_PROBLEM DESCRIPTION_.
Show every line that has the string "screenshot" in it.

_TASK DATA_.
------------------------

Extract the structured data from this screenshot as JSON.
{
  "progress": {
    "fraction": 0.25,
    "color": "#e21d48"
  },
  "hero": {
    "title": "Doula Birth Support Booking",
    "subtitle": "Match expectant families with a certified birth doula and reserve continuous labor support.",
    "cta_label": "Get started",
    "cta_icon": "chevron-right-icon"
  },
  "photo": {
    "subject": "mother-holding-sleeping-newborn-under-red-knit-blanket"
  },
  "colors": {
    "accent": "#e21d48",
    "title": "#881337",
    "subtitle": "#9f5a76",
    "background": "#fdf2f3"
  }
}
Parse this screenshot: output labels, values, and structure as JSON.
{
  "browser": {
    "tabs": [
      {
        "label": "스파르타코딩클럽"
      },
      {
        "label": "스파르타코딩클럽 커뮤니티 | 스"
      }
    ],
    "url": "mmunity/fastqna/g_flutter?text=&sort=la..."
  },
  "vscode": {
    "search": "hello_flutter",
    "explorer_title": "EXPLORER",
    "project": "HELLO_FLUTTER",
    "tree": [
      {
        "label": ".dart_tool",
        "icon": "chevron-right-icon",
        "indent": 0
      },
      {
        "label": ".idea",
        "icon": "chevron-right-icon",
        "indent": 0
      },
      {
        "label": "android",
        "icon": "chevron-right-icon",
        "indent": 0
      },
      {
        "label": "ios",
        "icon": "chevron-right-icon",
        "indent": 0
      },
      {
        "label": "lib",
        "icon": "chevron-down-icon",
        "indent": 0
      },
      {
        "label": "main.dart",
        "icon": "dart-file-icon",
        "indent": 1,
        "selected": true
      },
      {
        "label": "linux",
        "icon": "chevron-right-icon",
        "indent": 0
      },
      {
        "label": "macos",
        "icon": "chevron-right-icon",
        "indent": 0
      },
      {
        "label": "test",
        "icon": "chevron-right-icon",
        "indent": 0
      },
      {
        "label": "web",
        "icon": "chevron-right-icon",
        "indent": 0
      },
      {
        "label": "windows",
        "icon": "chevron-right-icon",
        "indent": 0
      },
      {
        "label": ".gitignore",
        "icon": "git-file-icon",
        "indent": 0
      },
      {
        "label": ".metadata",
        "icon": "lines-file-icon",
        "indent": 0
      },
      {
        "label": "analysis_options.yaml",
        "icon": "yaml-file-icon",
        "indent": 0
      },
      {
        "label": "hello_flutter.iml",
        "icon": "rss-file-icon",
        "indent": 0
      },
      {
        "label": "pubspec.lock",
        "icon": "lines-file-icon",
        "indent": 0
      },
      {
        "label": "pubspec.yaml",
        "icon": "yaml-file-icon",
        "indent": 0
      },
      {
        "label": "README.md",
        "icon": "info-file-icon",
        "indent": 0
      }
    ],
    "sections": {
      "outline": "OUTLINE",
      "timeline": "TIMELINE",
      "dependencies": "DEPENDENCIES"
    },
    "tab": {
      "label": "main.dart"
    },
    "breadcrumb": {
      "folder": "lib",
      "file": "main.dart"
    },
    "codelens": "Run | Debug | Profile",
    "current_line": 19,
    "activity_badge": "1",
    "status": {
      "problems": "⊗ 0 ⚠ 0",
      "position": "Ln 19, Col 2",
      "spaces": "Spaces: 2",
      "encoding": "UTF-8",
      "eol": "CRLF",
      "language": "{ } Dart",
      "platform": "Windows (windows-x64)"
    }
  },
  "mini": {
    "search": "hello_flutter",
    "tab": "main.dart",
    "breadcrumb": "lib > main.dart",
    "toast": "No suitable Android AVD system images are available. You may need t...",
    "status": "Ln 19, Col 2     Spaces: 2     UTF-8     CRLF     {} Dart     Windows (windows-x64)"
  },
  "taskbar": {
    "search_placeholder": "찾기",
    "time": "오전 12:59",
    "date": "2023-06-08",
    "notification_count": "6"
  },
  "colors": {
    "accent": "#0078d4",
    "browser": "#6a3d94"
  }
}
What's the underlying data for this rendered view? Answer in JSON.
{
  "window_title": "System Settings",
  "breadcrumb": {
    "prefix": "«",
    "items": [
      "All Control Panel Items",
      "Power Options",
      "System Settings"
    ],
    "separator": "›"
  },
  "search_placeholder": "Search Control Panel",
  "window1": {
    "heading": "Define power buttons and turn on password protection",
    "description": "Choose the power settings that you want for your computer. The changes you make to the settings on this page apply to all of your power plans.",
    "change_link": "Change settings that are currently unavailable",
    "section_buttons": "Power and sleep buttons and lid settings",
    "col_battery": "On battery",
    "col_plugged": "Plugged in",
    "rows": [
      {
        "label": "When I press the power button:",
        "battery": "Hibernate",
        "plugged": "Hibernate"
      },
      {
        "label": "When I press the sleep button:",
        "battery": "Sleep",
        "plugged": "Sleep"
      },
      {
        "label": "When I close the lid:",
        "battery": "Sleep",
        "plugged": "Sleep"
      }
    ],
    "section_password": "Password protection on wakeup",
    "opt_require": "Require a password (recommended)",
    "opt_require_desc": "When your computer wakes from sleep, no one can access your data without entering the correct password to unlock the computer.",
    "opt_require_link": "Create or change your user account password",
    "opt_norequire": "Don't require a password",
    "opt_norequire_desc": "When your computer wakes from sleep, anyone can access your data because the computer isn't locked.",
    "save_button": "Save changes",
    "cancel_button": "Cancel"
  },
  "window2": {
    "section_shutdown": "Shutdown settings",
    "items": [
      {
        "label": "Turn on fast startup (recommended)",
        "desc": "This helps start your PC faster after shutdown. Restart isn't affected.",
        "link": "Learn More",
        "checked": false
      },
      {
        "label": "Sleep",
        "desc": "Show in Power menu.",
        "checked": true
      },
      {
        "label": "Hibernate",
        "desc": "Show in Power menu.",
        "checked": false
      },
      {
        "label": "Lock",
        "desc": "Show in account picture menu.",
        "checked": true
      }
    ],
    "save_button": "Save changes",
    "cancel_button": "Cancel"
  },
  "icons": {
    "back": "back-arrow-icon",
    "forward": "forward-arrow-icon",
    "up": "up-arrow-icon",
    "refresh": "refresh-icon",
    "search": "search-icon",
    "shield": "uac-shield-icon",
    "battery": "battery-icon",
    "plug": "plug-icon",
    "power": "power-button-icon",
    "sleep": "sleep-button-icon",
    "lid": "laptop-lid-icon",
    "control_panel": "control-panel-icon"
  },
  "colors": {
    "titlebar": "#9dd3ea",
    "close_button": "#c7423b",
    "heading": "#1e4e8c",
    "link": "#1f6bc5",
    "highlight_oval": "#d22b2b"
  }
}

------------------------

_SOLUTION TO THE PROBLEM_.
Extract the structured data from this screenshot as JSON.
Parse this screenshot: output labels, values, and structure as JSON.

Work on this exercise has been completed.